* **What the exercise asks**
Give the number of lines in the records below that include "сосуды". Reply with that number alone.
▬▬▬▬▬▬
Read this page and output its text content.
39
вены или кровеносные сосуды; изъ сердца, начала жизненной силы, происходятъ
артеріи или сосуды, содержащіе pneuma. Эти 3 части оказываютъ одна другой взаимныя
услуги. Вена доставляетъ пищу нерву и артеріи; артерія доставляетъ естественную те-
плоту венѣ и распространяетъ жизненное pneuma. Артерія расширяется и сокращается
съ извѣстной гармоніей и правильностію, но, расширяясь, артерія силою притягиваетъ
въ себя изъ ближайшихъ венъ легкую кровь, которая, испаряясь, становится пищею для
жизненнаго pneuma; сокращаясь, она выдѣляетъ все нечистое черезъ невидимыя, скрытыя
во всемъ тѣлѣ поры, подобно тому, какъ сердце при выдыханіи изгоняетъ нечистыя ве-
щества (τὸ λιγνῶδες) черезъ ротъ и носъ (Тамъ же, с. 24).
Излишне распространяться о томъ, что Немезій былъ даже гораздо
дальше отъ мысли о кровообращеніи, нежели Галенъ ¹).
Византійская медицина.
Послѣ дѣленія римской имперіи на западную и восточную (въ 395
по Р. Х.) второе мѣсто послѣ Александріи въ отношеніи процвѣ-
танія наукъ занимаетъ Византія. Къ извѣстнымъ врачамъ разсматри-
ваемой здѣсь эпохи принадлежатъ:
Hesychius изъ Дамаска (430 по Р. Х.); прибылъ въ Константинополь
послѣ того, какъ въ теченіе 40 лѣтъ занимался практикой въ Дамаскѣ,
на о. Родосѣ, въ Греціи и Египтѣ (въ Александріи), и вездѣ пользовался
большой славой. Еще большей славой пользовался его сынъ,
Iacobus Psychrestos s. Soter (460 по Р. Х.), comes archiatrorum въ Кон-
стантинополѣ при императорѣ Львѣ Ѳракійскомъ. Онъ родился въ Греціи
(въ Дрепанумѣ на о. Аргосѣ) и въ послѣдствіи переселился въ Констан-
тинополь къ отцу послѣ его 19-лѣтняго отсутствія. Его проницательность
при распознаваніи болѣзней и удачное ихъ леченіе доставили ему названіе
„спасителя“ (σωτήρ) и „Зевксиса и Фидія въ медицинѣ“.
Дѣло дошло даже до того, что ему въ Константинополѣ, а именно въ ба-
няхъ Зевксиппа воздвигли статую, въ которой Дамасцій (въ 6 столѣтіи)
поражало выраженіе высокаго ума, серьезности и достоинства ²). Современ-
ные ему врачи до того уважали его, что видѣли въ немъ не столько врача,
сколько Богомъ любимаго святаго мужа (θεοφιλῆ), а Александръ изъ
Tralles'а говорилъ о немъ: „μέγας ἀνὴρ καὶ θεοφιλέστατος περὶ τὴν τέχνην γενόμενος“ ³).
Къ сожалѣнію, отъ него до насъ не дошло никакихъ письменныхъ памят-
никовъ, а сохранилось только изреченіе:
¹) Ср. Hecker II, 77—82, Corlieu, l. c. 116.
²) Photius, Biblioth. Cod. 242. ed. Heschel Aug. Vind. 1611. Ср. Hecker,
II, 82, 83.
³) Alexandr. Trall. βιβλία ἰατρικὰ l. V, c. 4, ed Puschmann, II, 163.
▬▬▬▬▬▬
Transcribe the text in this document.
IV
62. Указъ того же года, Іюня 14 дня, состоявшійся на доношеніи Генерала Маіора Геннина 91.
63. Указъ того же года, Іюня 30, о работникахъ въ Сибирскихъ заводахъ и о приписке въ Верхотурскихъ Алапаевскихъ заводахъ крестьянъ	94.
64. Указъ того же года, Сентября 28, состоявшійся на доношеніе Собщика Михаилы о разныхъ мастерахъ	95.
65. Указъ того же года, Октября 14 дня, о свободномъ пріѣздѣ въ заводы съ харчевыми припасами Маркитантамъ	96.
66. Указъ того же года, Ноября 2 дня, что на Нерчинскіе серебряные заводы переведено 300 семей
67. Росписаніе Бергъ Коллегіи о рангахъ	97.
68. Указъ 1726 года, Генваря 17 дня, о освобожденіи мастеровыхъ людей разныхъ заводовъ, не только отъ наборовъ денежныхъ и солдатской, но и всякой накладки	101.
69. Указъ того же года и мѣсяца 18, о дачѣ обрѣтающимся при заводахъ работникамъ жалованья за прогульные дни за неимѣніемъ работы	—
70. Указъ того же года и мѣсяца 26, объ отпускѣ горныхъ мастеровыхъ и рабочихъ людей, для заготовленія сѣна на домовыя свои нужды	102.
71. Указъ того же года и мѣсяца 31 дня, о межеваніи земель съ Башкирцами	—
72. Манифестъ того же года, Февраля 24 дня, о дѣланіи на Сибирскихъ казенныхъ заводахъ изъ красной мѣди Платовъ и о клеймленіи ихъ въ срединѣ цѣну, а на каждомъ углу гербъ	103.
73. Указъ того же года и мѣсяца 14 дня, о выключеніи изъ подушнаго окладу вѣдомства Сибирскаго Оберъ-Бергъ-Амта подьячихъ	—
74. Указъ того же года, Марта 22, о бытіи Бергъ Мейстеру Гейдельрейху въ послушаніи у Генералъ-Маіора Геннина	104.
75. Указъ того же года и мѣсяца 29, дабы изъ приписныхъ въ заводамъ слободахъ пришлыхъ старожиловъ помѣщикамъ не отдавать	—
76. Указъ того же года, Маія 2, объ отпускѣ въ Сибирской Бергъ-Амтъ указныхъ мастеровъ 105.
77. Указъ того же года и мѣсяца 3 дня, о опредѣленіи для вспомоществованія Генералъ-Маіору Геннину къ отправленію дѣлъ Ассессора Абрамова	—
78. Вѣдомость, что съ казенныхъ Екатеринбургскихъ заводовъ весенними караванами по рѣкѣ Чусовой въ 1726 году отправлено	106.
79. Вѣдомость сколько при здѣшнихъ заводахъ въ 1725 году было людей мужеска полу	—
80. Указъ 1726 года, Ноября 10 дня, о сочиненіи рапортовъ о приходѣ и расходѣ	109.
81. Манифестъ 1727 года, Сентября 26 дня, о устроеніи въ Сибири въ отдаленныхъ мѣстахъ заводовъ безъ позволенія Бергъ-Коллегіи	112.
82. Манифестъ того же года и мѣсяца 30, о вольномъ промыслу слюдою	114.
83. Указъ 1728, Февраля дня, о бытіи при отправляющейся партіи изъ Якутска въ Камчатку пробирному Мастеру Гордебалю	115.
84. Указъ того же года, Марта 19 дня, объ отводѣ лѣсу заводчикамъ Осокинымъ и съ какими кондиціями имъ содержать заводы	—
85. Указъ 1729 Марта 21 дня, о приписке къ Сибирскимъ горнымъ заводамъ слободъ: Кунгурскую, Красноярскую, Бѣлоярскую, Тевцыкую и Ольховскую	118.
▬▬▬▬▬▬
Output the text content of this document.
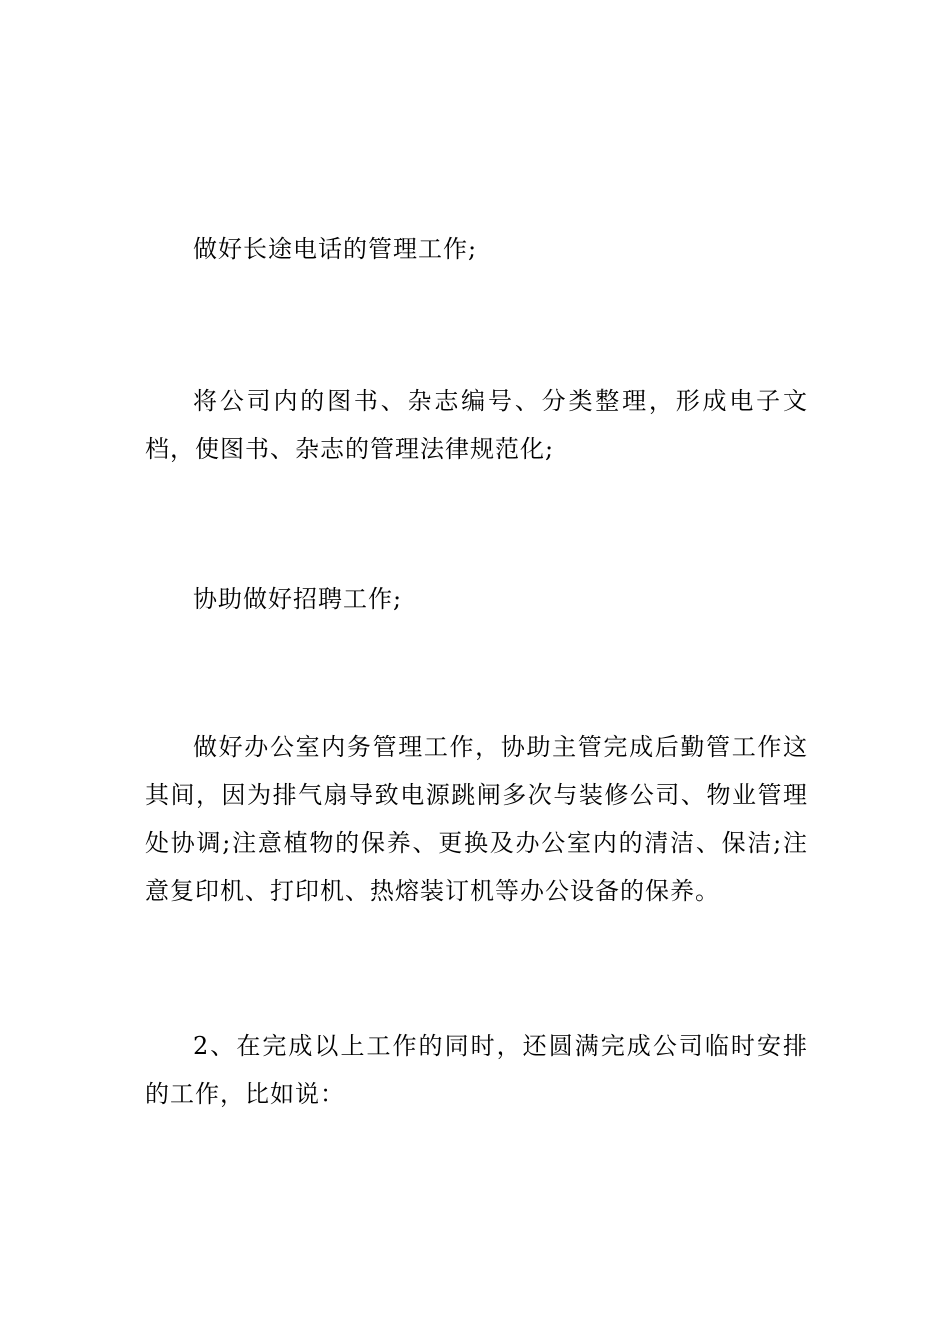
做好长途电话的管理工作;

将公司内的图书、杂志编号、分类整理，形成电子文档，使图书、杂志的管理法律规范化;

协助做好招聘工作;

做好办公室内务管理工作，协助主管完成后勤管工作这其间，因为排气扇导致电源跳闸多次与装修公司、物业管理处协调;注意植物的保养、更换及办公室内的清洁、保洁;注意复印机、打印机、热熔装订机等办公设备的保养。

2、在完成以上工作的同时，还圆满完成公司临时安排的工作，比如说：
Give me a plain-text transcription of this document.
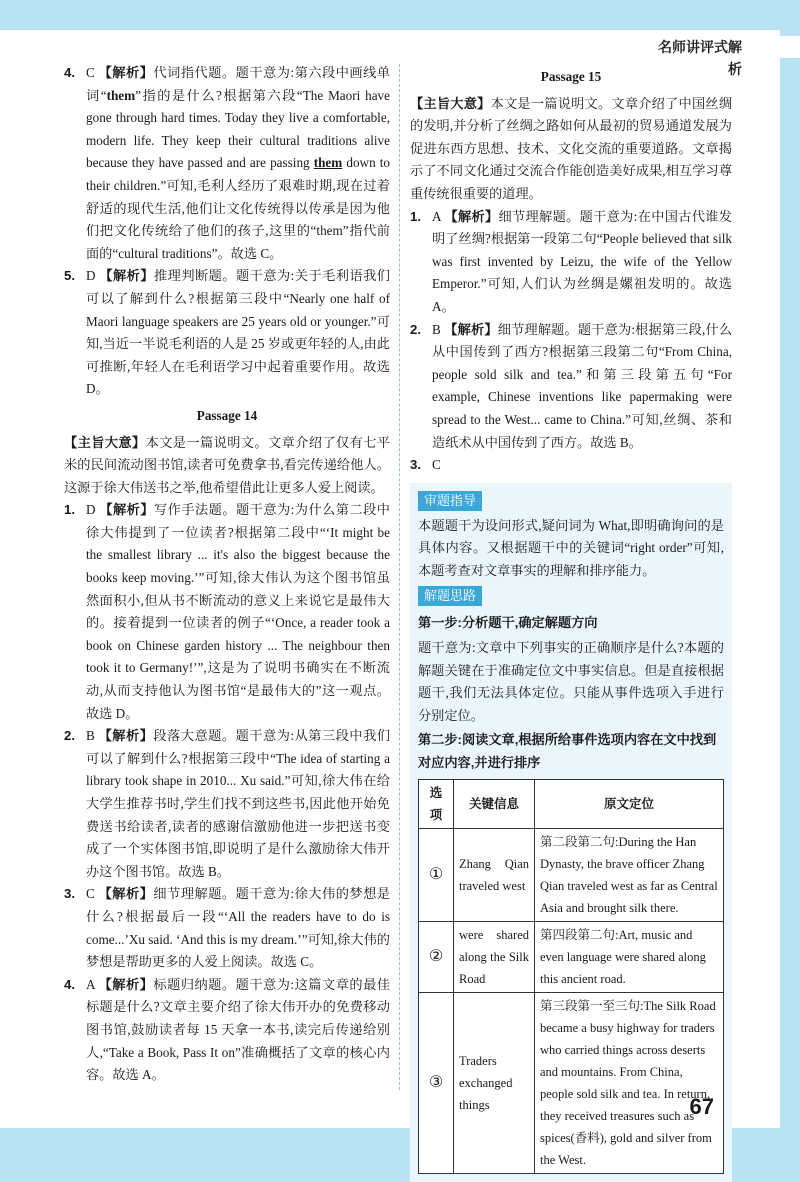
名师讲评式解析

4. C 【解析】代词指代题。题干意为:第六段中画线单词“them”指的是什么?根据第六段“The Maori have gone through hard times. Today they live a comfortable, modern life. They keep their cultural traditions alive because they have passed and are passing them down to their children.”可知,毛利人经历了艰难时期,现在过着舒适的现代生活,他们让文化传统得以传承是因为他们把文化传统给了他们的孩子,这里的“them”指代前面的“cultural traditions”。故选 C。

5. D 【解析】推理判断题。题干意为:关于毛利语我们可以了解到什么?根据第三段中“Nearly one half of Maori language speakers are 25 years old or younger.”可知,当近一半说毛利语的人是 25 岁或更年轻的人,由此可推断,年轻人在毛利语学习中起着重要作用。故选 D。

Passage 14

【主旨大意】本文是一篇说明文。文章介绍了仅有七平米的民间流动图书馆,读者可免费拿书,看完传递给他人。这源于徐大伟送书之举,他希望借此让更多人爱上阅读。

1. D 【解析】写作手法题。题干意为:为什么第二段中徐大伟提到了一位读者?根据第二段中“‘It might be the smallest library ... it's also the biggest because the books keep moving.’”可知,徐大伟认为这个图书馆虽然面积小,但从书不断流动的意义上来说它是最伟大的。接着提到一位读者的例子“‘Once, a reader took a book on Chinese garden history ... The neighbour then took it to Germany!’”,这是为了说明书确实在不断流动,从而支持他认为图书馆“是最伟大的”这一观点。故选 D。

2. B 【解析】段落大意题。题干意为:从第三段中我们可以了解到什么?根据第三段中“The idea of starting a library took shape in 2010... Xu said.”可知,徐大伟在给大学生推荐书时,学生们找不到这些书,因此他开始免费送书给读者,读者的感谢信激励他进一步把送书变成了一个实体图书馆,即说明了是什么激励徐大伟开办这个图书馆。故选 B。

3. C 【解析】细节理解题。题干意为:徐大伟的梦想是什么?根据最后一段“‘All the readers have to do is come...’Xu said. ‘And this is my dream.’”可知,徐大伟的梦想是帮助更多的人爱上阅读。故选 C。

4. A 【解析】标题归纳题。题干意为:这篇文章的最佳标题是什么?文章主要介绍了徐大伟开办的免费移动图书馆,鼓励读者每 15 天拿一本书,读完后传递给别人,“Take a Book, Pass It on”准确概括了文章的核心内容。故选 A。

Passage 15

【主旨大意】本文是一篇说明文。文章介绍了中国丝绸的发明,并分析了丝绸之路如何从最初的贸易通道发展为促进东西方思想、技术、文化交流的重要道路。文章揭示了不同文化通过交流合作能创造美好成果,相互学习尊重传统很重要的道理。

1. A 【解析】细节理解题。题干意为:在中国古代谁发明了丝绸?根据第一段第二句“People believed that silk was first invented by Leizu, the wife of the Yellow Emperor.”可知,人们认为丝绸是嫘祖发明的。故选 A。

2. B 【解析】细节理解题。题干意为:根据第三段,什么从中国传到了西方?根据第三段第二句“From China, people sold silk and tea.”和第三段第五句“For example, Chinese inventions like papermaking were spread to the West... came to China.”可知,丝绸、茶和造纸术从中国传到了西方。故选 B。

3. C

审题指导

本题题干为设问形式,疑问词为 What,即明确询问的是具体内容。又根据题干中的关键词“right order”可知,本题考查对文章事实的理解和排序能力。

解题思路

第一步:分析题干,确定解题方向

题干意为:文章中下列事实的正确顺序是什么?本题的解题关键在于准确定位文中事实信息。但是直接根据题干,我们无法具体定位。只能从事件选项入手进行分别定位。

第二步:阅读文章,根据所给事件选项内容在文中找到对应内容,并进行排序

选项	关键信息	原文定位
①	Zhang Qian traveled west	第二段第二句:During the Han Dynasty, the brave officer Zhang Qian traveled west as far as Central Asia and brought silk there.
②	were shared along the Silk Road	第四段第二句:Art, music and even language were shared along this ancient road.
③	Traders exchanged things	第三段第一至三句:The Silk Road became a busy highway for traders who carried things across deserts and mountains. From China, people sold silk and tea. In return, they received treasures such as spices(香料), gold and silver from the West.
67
▬▬▬▬▬▬
* **Exercise output**
2